--- Rows ---
####################
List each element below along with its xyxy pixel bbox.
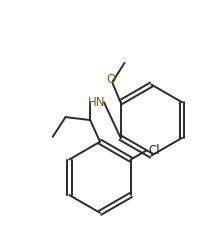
Text: Cl: Cl	[147, 144, 159, 157]
Text: HN: HN	[88, 96, 105, 109]
Text: O: O	[106, 73, 115, 86]
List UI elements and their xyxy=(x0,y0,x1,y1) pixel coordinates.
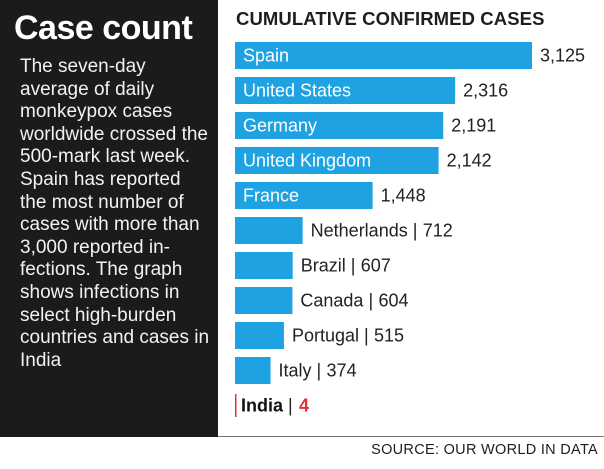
bar-portugal xyxy=(235,322,284,349)
category-label-united-states: United States xyxy=(243,81,351,101)
bar-india xyxy=(235,394,237,417)
category-label-brazil: Brazil xyxy=(301,256,346,276)
source-note: SOURCE: OUR WORLD IN DATA xyxy=(371,442,598,458)
bar-canada xyxy=(235,287,293,314)
value-label-france: 1,448 xyxy=(381,186,426,206)
bar-france xyxy=(235,182,373,209)
value-label-germany: 2,191 xyxy=(451,116,496,136)
value-label-portugal: 515 xyxy=(374,326,404,346)
bar-italy xyxy=(235,357,271,384)
category-label-india: India xyxy=(241,396,284,416)
value-label-canada: 604 xyxy=(378,291,408,311)
value-label-netherlands: 712 xyxy=(423,221,453,241)
bar-chart: Spain 3,125 United States 2,316 Germany 2,191… xyxy=(235,42,585,417)
separator-italy: | xyxy=(317,361,322,381)
value-label-spain: 3,125 xyxy=(540,46,585,66)
separator-netherlands: | xyxy=(413,221,418,241)
value-label-italy: 374 xyxy=(327,361,357,381)
separator-canada: | xyxy=(368,291,373,311)
category-label-portugal: Portugal xyxy=(292,326,359,346)
bar-germany xyxy=(235,112,444,139)
bar-united-kingdom xyxy=(235,147,439,174)
summary-panel: Case count The seven-day average of dail… xyxy=(0,0,218,437)
value-label-india: 4 xyxy=(299,396,309,416)
bar-united-states xyxy=(235,77,456,104)
category-label-italy: Italy xyxy=(279,361,312,381)
bar-netherlands xyxy=(235,217,303,244)
category-label-france: France xyxy=(243,186,299,206)
separator-brazil: | xyxy=(351,256,356,276)
value-label-united-states: 2,316 xyxy=(463,81,508,101)
source-divider xyxy=(218,436,604,437)
bar-spain xyxy=(235,42,532,69)
category-label-spain: Spain xyxy=(243,46,289,66)
bar-brazil xyxy=(235,252,293,279)
summary-text: The seven-day average of daily monkeypox… xyxy=(20,56,210,371)
value-label-brazil: 607 xyxy=(361,256,391,276)
value-label-united-kingdom: 2,142 xyxy=(447,151,492,171)
category-label-canada: Canada xyxy=(300,291,364,311)
category-label-germany: Germany xyxy=(243,116,317,136)
separator-india: | xyxy=(288,396,293,416)
category-label-netherlands: Netherlands xyxy=(311,221,408,241)
separator-portugal: | xyxy=(364,326,369,346)
headline: Case count xyxy=(14,9,193,47)
category-label-united-kingdom: United Kingdom xyxy=(243,151,371,171)
chart-title: CUMULATIVE CONFIRMED CASES xyxy=(236,8,545,29)
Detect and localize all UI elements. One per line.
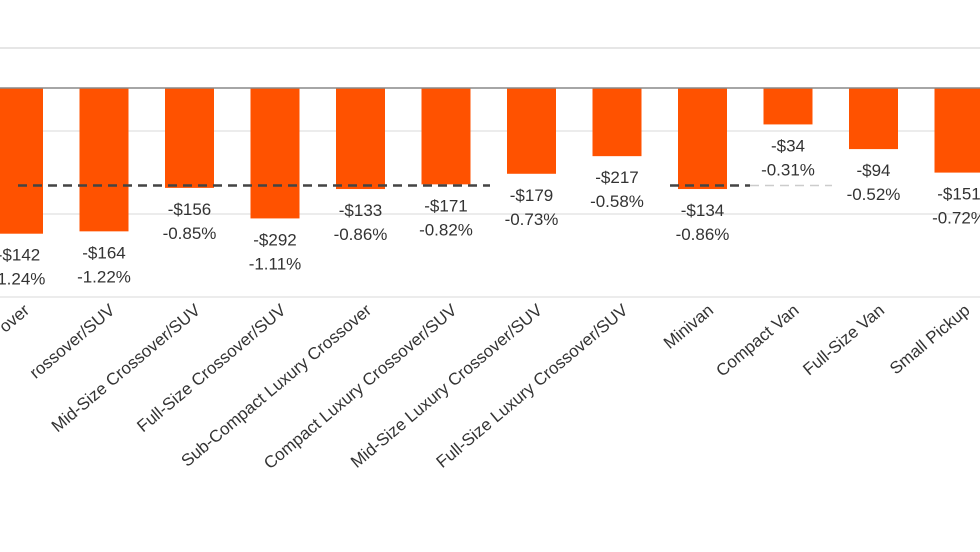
####################
Please update all the entries above by replacing "Case count" with "Case total" and give them again with everything else unchanged. Leave the pictures out.

List each element below along with its xyxy pixel bbox.
Text: Cl: Cl	[147, 144, 159, 157]
Text: HN: HN	[88, 96, 105, 109]
Text: O: O	[106, 73, 115, 86]
List UI elements and their xyxy=(x0,y0,x1,y1) pixel coordinates.
bar-portugal xyxy=(235,322,284,349)
category-label-united-states: United States xyxy=(243,81,351,101)
bar-india xyxy=(235,394,237,417)
category-label-brazil: Brazil xyxy=(301,256,346,276)
source-note: SOURCE: OUR WORLD IN DATA xyxy=(371,442,598,458)
bar-canada xyxy=(235,287,293,314)
value-label-france: 1,448 xyxy=(381,186,426,206)
bar-france xyxy=(235,182,373,209)
value-label-germany: 2,191 xyxy=(451,116,496,136)
value-label-portugal: 515 xyxy=(374,326,404,346)
bar-italy xyxy=(235,357,271,384)
category-label-india: India xyxy=(241,396,284,416)
value-label-canada: 604 xyxy=(378,291,408,311)
value-label-netherlands: 712 xyxy=(423,221,453,241)
bar-chart: Spain 3,125 United States 2,316 Germany 2,191… xyxy=(235,42,585,417)
separator-italy: | xyxy=(317,361,322,381)
value-label-spain: 3,125 xyxy=(540,46,585,66)
separator-netherlands: | xyxy=(413,221,418,241)
value-label-italy: 374 xyxy=(327,361,357,381)
separator-canada: | xyxy=(368,291,373,311)
category-label-portugal: Portugal xyxy=(292,326,359,346)
bar-germany xyxy=(235,112,444,139)
bar-united-kingdom xyxy=(235,147,439,174)
summary-panel: Case total The seven-day average of dail… xyxy=(0,0,218,437)
value-label-india: 4 xyxy=(299,396,309,416)
bar-united-states xyxy=(235,77,456,104)
category-label-italy: Italy xyxy=(279,361,312,381)
bar-netherlands xyxy=(235,217,303,244)
category-label-france: France xyxy=(243,186,299,206)
separator-brazil: | xyxy=(351,256,356,276)
value-label-united-states: 2,316 xyxy=(463,81,508,101)
source-divider xyxy=(218,436,604,437)
bar-spain xyxy=(235,42,532,69)
category-label-spain: Spain xyxy=(243,46,289,66)
bar-brazil xyxy=(235,252,293,279)
summary-text: The seven-day average of daily monkeypox… xyxy=(20,56,210,371)
value-label-brazil: 607 xyxy=(361,256,391,276)
value-label-united-kingdom: 2,142 xyxy=(447,151,492,171)
category-label-canada: Canada xyxy=(300,291,364,311)
category-label-germany: Germany xyxy=(243,116,317,136)
separator-india: | xyxy=(288,396,293,416)
category-label-netherlands: Netherlands xyxy=(311,221,408,241)
separator-portugal: | xyxy=(364,326,369,346)
headline: Case total xyxy=(14,9,193,47)
category-label-united-kingdom: United Kingdom xyxy=(243,151,371,171)
chart-title: CUMULATIVE CONFIRMED CASES xyxy=(236,8,545,29)
Detect and localize all UI elements. One per line.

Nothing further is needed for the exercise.